# START OF Input material

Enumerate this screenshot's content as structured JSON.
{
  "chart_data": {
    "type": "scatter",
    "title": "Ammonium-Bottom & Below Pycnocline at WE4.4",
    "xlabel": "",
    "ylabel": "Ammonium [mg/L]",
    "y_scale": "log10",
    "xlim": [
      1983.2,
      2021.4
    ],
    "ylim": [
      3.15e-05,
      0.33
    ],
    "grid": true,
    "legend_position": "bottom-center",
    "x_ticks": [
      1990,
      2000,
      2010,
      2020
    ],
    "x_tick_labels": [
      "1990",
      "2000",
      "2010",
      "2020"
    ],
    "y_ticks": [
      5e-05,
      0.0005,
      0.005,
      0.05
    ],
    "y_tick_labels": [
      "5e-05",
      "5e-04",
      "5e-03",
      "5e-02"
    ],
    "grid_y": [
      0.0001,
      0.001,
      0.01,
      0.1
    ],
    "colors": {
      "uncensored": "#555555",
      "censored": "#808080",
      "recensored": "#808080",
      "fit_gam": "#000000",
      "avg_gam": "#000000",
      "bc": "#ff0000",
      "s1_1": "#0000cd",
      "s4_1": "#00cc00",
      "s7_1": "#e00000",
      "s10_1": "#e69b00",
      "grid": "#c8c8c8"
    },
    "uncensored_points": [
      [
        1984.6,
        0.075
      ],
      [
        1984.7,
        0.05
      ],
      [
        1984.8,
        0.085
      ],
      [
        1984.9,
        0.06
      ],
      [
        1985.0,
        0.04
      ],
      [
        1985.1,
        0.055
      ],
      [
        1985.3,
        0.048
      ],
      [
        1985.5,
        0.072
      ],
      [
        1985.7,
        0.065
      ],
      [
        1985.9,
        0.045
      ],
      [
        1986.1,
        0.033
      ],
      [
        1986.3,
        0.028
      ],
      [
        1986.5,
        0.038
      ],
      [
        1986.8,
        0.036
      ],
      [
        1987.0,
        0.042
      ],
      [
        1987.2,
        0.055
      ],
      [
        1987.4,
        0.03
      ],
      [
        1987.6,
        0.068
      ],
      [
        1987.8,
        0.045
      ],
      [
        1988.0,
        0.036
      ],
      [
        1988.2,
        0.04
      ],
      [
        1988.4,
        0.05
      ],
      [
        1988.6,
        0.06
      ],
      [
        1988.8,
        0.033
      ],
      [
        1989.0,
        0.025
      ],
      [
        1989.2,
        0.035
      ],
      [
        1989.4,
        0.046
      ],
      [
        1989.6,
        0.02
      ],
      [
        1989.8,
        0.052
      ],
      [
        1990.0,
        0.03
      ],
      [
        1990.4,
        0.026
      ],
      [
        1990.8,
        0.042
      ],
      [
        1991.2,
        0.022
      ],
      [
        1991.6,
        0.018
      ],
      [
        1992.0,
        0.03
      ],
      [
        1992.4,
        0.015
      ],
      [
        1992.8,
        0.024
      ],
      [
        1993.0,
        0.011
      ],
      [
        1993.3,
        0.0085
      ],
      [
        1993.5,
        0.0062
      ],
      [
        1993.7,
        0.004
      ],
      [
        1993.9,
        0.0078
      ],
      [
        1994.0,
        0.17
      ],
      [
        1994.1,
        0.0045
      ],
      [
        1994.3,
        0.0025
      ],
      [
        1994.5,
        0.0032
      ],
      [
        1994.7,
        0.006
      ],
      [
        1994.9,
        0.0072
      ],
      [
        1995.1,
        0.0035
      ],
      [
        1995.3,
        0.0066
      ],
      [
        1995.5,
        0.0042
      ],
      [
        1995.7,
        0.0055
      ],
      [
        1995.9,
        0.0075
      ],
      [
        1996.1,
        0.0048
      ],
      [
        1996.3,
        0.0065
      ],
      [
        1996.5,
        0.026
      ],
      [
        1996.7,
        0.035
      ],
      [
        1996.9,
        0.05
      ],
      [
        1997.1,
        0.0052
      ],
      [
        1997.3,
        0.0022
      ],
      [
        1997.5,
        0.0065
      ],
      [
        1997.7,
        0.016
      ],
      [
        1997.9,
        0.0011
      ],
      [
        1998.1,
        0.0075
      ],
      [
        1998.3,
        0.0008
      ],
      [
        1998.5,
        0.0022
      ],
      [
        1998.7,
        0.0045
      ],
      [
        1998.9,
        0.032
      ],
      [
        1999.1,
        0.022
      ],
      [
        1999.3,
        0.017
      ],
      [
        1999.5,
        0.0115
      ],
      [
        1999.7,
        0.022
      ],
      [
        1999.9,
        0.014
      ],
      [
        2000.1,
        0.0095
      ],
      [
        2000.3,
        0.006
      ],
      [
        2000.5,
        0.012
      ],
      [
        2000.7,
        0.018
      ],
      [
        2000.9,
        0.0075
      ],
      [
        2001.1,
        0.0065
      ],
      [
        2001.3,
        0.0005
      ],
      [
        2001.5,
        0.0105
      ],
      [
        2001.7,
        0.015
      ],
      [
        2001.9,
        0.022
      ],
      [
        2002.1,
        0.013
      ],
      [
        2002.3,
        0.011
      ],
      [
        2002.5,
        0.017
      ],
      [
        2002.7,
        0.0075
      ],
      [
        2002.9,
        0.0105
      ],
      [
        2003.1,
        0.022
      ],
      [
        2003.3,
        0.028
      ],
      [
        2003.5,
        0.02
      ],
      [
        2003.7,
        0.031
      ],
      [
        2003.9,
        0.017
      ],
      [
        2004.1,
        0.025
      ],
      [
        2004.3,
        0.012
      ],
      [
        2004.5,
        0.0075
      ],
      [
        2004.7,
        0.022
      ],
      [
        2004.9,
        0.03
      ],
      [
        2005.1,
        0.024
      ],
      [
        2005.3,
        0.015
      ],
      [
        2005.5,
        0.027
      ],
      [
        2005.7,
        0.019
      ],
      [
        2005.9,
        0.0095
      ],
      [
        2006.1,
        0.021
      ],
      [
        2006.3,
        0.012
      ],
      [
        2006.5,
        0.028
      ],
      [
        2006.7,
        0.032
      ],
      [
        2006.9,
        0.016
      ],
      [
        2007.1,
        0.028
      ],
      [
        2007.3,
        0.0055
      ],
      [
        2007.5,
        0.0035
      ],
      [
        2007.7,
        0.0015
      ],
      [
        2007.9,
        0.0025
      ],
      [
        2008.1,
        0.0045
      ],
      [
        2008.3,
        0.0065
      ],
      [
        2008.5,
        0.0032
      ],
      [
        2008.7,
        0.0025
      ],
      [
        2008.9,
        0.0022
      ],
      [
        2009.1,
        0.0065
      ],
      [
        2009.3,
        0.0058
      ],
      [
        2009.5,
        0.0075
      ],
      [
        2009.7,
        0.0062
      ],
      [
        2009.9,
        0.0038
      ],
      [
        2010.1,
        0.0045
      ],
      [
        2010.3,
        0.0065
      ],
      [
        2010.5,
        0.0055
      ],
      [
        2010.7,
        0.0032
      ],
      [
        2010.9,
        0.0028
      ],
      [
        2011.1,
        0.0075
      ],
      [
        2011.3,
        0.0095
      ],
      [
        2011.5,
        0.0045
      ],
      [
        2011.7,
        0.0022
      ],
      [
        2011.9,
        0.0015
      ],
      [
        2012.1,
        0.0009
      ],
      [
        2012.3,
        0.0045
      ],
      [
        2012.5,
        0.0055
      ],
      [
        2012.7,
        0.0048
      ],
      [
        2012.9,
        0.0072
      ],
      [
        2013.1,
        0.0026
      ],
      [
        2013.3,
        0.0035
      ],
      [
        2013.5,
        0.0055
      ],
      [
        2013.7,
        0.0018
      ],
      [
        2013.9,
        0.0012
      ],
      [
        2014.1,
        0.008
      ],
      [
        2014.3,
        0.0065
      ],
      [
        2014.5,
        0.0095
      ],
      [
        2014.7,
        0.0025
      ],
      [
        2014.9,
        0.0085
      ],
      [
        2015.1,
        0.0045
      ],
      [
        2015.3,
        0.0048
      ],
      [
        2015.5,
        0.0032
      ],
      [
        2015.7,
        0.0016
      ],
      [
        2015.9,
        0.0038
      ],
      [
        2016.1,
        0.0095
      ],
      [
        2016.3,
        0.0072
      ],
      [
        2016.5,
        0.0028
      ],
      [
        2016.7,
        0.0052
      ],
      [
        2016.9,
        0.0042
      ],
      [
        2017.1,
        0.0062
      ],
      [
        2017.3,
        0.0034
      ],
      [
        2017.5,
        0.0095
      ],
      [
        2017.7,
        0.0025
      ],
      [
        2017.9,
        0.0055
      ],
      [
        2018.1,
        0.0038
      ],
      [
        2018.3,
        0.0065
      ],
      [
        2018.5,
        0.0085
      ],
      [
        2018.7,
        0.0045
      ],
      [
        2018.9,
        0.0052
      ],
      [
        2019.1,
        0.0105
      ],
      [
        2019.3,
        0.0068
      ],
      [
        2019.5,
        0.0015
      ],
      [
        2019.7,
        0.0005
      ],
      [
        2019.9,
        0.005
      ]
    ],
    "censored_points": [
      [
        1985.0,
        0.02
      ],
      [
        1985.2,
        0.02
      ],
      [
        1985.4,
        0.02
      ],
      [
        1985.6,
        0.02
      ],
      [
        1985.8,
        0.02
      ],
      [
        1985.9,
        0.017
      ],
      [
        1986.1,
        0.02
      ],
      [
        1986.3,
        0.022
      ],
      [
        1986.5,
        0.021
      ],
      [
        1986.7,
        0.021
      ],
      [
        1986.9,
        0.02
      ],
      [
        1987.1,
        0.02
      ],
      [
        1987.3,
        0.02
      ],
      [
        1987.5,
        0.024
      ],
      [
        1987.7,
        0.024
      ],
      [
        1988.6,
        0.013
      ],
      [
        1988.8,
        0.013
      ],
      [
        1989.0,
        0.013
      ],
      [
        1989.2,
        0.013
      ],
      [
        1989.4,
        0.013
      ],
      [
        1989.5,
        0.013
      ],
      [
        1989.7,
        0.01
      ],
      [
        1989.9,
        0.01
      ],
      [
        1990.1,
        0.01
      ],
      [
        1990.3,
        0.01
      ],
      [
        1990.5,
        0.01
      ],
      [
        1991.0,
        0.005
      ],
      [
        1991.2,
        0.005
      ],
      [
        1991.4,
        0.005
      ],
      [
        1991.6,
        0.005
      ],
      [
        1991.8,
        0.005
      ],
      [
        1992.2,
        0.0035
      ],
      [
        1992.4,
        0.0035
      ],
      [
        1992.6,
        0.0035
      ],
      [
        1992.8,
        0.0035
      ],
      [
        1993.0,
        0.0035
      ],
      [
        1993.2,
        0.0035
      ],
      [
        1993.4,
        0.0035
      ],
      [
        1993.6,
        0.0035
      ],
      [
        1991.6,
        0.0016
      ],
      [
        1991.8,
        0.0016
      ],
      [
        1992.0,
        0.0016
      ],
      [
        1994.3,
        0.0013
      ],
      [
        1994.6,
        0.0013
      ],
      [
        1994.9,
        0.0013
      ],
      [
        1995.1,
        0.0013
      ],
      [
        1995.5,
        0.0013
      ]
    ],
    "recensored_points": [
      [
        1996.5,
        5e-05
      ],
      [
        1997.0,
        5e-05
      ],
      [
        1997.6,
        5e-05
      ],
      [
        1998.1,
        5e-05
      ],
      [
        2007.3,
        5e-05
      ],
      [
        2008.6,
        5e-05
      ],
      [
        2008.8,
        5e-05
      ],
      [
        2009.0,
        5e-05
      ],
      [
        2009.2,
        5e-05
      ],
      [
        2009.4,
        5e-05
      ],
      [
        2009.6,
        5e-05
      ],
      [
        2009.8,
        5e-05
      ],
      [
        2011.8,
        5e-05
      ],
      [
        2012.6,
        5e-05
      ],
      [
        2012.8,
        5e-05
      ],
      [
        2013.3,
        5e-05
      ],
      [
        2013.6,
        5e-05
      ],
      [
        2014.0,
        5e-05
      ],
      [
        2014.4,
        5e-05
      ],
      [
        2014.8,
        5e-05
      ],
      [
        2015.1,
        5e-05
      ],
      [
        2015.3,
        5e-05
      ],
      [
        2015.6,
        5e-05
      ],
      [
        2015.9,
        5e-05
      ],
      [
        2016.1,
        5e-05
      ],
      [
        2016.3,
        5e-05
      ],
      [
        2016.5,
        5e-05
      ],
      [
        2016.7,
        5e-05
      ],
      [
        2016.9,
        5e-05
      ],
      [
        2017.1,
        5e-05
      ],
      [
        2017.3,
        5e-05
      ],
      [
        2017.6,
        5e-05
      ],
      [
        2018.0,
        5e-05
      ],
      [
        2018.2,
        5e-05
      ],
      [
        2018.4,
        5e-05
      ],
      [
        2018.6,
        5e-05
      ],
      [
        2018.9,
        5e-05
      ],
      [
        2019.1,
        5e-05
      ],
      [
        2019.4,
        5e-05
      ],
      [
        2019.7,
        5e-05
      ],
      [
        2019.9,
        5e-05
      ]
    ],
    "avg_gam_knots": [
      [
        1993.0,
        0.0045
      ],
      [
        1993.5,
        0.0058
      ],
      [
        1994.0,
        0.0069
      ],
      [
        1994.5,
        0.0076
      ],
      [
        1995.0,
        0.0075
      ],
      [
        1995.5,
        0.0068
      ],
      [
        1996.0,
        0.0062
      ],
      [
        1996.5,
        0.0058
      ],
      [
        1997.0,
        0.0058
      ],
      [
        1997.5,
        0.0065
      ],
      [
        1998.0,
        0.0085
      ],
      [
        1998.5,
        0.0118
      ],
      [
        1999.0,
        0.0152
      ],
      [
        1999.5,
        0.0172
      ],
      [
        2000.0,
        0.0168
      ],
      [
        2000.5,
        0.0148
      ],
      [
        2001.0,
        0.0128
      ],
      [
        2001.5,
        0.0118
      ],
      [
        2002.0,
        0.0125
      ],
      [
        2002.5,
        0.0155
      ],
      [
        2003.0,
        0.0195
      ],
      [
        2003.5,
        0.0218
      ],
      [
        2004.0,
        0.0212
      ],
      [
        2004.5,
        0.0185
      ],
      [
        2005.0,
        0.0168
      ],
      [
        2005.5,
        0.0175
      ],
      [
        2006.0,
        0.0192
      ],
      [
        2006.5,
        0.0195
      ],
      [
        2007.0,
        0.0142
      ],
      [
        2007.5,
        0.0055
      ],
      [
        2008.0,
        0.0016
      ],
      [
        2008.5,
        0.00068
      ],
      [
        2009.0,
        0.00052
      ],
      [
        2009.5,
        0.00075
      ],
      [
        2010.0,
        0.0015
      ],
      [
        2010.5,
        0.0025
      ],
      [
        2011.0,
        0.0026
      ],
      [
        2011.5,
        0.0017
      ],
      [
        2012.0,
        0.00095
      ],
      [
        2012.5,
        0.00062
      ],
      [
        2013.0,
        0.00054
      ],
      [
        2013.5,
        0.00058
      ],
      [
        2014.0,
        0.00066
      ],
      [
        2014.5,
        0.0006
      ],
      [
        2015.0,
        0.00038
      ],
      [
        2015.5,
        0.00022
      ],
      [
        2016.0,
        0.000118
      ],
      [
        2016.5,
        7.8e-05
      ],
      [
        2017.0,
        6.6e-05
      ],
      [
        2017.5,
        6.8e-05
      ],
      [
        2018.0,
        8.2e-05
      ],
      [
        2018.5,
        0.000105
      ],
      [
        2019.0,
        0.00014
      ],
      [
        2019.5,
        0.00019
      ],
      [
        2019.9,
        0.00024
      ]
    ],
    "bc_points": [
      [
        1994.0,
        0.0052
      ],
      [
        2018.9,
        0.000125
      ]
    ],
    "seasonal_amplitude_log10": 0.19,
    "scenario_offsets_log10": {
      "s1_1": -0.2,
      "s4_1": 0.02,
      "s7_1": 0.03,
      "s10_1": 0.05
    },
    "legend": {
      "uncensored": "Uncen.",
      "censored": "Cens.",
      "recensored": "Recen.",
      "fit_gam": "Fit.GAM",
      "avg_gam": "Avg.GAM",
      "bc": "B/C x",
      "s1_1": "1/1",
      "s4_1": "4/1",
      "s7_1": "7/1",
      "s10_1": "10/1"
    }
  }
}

# END OF Input material

**Instructions for the task:** Show all lines from the records above where the word "Ammonium" occurs.

**Final result:**
    "title": "Ammonium-Bottom & Below Pycnocline at WE4.4",
    "ylabel": "Ammonium [mg/L]",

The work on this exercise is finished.